● TASK DIRECTIONS
Write the records out again, keeping each line exactly as it is.

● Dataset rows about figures
-.-.-
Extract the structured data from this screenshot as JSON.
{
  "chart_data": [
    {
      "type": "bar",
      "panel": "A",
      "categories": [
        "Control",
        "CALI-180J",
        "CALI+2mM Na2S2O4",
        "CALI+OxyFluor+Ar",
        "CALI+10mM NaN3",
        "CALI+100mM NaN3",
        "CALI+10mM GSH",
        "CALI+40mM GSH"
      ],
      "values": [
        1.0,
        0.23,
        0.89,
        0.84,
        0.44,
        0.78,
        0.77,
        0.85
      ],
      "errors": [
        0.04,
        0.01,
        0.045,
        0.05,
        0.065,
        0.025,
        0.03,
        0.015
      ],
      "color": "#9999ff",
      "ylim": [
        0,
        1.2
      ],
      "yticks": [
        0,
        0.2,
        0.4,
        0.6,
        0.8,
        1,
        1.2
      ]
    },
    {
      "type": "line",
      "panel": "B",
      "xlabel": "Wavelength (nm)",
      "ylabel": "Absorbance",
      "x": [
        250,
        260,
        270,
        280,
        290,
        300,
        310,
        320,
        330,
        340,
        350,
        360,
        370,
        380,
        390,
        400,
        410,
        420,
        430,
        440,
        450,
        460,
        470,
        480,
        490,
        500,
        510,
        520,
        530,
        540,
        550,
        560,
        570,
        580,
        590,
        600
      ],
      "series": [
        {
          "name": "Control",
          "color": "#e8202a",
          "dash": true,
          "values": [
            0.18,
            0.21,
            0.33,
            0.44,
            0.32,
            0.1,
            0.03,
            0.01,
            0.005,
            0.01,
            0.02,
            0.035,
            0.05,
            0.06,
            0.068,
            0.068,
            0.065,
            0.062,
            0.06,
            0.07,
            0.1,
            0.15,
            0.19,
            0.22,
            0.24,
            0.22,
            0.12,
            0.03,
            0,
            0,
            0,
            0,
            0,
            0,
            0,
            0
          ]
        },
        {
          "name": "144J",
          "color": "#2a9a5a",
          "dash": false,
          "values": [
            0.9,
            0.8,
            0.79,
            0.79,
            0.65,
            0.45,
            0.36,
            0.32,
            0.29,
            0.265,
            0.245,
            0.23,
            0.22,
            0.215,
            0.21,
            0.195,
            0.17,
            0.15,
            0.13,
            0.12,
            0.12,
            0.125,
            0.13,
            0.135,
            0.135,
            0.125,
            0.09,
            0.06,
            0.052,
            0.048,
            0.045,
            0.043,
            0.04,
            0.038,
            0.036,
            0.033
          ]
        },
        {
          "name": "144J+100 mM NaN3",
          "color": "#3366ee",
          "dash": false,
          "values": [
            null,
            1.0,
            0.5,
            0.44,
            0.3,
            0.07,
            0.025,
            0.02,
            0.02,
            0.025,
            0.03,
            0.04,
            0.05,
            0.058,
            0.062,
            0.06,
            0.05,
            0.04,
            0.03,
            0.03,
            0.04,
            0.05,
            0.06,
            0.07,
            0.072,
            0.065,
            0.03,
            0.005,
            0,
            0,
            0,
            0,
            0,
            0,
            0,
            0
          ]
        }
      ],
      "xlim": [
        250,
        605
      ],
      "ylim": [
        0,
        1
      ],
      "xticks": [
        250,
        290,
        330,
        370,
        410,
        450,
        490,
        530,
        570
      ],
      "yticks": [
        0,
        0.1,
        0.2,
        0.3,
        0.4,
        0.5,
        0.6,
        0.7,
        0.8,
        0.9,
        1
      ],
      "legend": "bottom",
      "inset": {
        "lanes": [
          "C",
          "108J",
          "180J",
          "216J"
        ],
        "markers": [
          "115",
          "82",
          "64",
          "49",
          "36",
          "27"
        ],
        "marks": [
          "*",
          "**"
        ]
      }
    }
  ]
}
-.-.-
● TASK OUTPUT
Extract the structured data from this screenshot as JSON.
{
  "chart_data": [
    {
      "type": "bar",
      "panel": "A",
      "categories": [
        "Control",
        "CALI-180J",
        "CALI+2mM Na2S2O4",
        "CALI+OxyFluor+Ar",
        "CALI+10mM NaN3",
        "CALI+100mM NaN3",
        "CALI+10mM GSH",
        "CALI+40mM GSH"
      ],
      "values": [
        1.0,
        0.23,
        0.89,
        0.84,
        0.44,
        0.78,
        0.77,
        0.85
      ],
      "errors": [
        0.04,
        0.01,
        0.045,
        0.05,
        0.065,
        0.025,
        0.03,
        0.015
      ],
      "color": "#9999ff",
      "ylim": [
        0,
        1.2
      ],
      "yticks": [
        0,
        0.2,
        0.4,
        0.6,
        0.8,
        1,
        1.2
      ]
    },
    {
      "type": "line",
      "panel": "B",
      "xlabel": "Wavelength (nm)",
      "ylabel": "Absorbance",
      "x": [
        250,
        260,
        270,
        280,
        290,
        300,
        310,
        320,
        330,
        340,
        350,
        360,
        370,
        380,
        390,
        400,
        410,
        420,
        430,
        440,
        450,
        460,
        470,
        480,
        490,
        500,
        510,
        520,
        530,
        540,
        550,
        560,
        570,
        580,
        590,
        600
      ],
      "series": [
        {
          "name": "Control",
          "color": "#e8202a",
          "dash": true,
          "values": [
            0.18,
            0.21,
            0.33,
            0.44,
            0.32,
            0.1,
            0.03,
            0.01,
            0.005,
            0.01,
            0.02,
            0.035,
            0.05,
            0.06,
            0.068,
            0.068,
            0.065,
            0.062,
            0.06,
            0.07,
            0.1,
            0.15,
            0.19,
            0.22,
            0.24,
            0.22,
            0.12,
            0.03,
            0,
            0,
            0,
            0,
            0,
            0,
            0,
            0
          ]
        },
        {
          "name": "144J",
          "color": "#2a9a5a",
          "dash": false,
          "values": [
            0.9,
            0.8,
            0.79,
            0.79,
            0.65,
            0.45,
            0.36,
            0.32,
            0.29,
            0.265,
            0.245,
            0.23,
            0.22,
            0.215,
            0.21,
            0.195,
            0.17,
            0.15,
            0.13,
            0.12,
            0.12,
            0.125,
            0.13,
            0.135,
            0.135,
            0.125,
            0.09,
            0.06,
            0.052,
            0.048,
            0.045,
            0.043,
            0.04,
            0.038,
            0.036,
            0.033
          ]
        },
        {
          "name": "144J+100 mM NaN3",
          "color": "#3366ee",
          "dash": false,
          "values": [
            null,
            1.0,
            0.5,
            0.44,
            0.3,
            0.07,
            0.025,
            0.02,
            0.02,
            0.025,
            0.03,
            0.04,
            0.05,
            0.058,
            0.062,
            0.06,
            0.05,
            0.04,
            0.03,
            0.03,
            0.04,
            0.05,
            0.06,
            0.07,
            0.072,
            0.065,
            0.03,
            0.005,
            0,
            0,
            0,
            0,
            0,
            0,
            0,
            0
          ]
        }
      ],
      "xlim": [
        250,
        605
      ],
      "ylim": [
        0,
        1
      ],
      "xticks": [
        250,
        290,
        330,
        370,
        410,
        450,
        490,
        530,
        570
      ],
      "yticks": [
        0,
        0.1,
        0.2,
        0.3,
        0.4,
        0.5,
        0.6,
        0.7,
        0.8,
        0.9,
        1
      ],
      "legend": "bottom",
      "inset": {
        "lanes": [
          "C",
          "108J",
          "180J",
          "216J"
        ],
        "markers": [
          "115",
          "82",
          "64",
          "49",
          "36",
          "27"
        ],
        "marks": [
          "*",
          "**"
        ]
      }
    }
  ]
}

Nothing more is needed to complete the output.